Exactly repeat the full listing that follows.

------------------------------

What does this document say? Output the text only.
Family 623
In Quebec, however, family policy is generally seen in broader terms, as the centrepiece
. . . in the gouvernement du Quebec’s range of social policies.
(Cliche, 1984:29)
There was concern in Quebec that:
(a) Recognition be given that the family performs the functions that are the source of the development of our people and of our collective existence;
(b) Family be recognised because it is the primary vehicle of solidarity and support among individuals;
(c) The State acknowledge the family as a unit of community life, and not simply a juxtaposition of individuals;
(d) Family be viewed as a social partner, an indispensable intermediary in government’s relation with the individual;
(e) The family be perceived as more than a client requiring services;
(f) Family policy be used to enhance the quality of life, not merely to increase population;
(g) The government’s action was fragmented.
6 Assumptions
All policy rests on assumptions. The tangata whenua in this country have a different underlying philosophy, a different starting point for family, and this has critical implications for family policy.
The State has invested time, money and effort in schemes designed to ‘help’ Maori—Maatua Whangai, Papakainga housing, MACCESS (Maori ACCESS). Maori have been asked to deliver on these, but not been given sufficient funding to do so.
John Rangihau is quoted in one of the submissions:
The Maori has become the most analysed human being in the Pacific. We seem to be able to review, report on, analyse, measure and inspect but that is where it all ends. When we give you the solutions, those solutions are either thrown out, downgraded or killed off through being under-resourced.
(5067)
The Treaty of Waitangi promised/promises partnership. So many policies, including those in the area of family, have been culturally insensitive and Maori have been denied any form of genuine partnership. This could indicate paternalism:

------------------------------

Result of the task
What does this document say? Output the text only.
Family 623
In Quebec, however, family policy is generally seen in broader terms, as the centrepiece
. . . in the gouvernement du Quebec’s range of social policies.
(Cliche, 1984:29)
There was concern in Quebec that:
(a) Recognition be given that the family performs the functions that are the source of the development of our people and of our collective existence;
(b) Family be recognised because it is the primary vehicle of solidarity and support among individuals;
(c) The State acknowledge the family as a unit of community life, and not simply a juxtaposition of individuals;
(d) Family be viewed as a social partner, an indispensable intermediary in government’s relation with the individual;
(e) The family be perceived as more than a client requiring services;
(f) Family policy be used to enhance the quality of life, not merely to increase population;
(g) The government’s action was fragmented.
6 Assumptions
All policy rests on assumptions. The tangata whenua in this country have a different underlying philosophy, a different starting point for family, and this has critical implications for family policy.
The State has invested time, money and effort in schemes designed to ‘help’ Maori—Maatua Whangai, Papakainga housing, MACCESS (Maori ACCESS). Maori have been asked to deliver on these, but not been given sufficient funding to do so.
John Rangihau is quoted in one of the submissions:
The Maori has become the most analysed human being in the Pacific. We seem to be able to review, report on, analyse, measure and inspect but that is where it all ends. When we give you the solutions, those solutions are either thrown out, downgraded or killed off through being under-resourced.
(5067)
The Treaty of Waitangi promised/promises partnership. So many policies, including those in the area of family, have been culturally insensitive and Maori have been denied any form of genuine partnership. This could indicate paternalism:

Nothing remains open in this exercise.